» **WRITTEN INSTRUCTION**: Return the count of lines with the string "that" in them, and nothing else.

» **PROVIDED RECORDS**:

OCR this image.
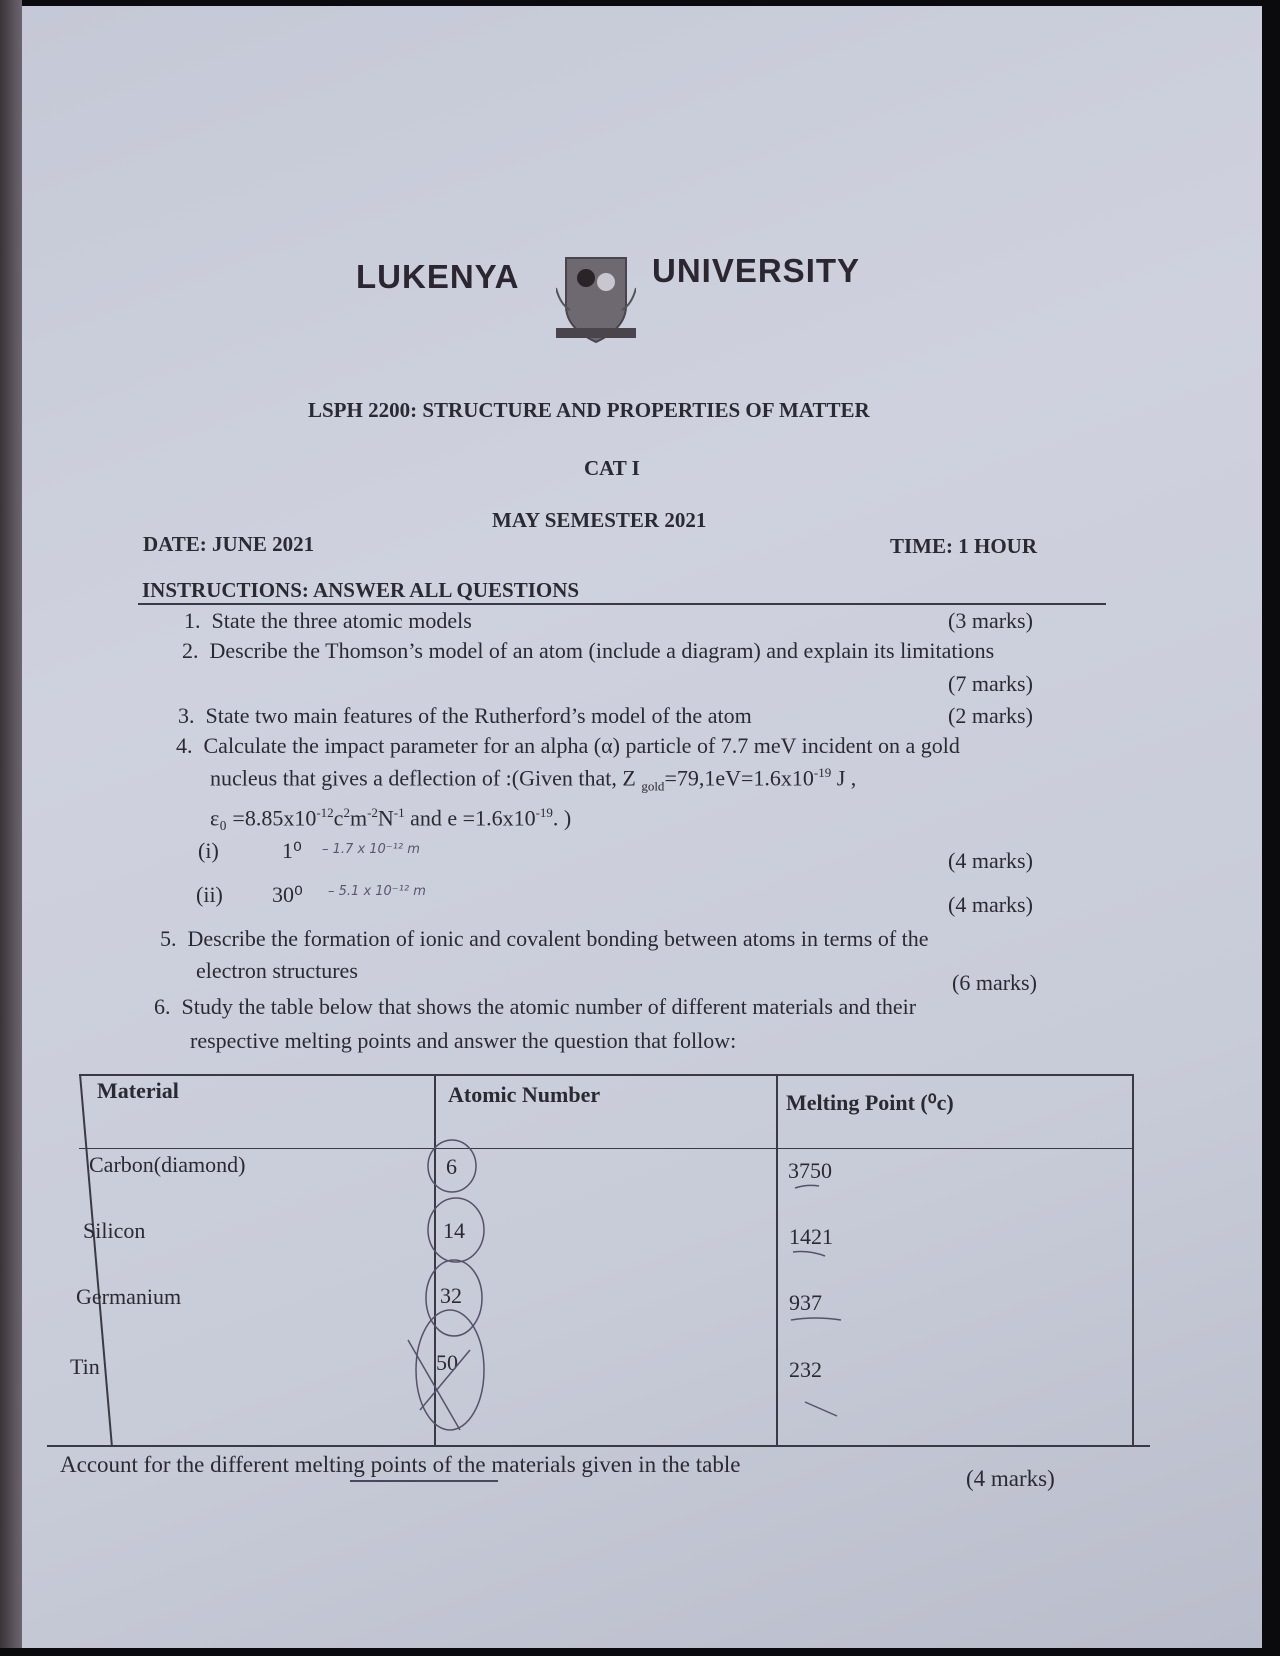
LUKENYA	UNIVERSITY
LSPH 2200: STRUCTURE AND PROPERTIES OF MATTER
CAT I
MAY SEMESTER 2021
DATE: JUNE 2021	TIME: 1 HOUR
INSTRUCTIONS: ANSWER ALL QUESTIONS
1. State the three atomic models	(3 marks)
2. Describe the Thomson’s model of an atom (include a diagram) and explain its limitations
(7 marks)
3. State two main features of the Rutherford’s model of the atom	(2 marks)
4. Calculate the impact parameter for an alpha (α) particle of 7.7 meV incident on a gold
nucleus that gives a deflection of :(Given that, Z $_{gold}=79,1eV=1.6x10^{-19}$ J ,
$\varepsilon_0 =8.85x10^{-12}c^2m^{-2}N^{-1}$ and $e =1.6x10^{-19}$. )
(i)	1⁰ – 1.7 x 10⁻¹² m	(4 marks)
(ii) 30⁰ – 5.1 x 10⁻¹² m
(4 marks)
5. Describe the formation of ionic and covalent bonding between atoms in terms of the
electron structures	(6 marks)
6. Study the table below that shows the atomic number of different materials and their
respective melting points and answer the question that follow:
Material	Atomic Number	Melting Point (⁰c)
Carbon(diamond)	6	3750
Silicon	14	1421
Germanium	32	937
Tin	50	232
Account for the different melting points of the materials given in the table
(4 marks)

* * *

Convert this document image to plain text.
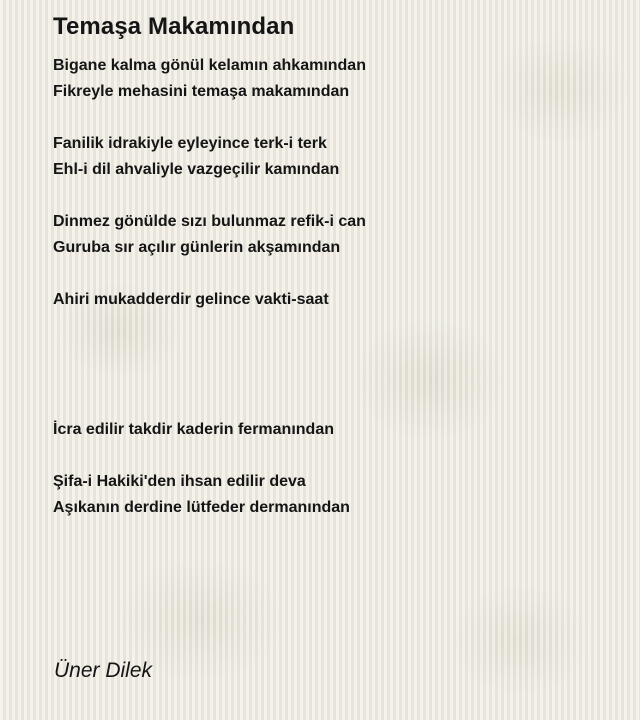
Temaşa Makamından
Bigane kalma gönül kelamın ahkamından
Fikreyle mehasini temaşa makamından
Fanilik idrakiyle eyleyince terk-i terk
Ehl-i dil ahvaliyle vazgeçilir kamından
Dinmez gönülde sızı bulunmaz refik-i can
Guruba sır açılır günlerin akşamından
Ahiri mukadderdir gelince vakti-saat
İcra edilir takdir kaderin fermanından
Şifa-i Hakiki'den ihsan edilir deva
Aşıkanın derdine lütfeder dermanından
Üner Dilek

» **TASK RESPONSE**: 3